## THE REQUEST
Quote every line as given.

(Collection entries)
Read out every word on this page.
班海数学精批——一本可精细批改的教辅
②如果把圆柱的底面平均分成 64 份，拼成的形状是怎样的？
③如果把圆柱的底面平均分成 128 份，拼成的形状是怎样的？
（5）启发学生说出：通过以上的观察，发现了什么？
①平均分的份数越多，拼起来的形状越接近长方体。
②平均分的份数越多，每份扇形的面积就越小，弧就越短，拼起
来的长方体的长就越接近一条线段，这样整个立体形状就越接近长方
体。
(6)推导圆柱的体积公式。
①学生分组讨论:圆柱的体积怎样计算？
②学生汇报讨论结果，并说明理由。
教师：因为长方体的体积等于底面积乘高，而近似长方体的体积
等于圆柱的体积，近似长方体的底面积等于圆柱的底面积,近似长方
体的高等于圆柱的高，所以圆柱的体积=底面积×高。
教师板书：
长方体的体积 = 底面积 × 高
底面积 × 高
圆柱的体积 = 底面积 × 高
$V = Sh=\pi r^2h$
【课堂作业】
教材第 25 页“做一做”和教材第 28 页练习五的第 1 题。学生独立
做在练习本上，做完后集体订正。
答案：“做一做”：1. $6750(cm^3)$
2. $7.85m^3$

## WRITTEN SOLUTION
Read out every word on this page.
班海数学精批——一本可精细批改的教辅
②如果把圆柱的底面平均分成 64 份，拼成的形状是怎样的？
③如果把圆柱的底面平均分成 128 份，拼成的形状是怎样的？
（5）启发学生说出：通过以上的观察，发现了什么？
①平均分的份数越多，拼起来的形状越接近长方体。
②平均分的份数越多，每份扇形的面积就越小，弧就越短，拼起
来的长方体的长就越接近一条线段，这样整个立体形状就越接近长方
体。
(6)推导圆柱的体积公式。
①学生分组讨论:圆柱的体积怎样计算？
②学生汇报讨论结果，并说明理由。
教师：因为长方体的体积等于底面积乘高，而近似长方体的体积
等于圆柱的体积，近似长方体的底面积等于圆柱的底面积,近似长方
体的高等于圆柱的高，所以圆柱的体积=底面积×高。
教师板书：
长方体的体积 = 底面积 × 高
底面积 × 高
圆柱的体积 = 底面积 × 高
$V = Sh=\pi r^2h$
【课堂作业】
教材第 25 页“做一做”和教材第 28 页练习五的第 1 题。学生独立
做在练习本上，做完后集体订正。
答案：“做一做”：1. $6750(cm^3)$
2. $7.85m^3$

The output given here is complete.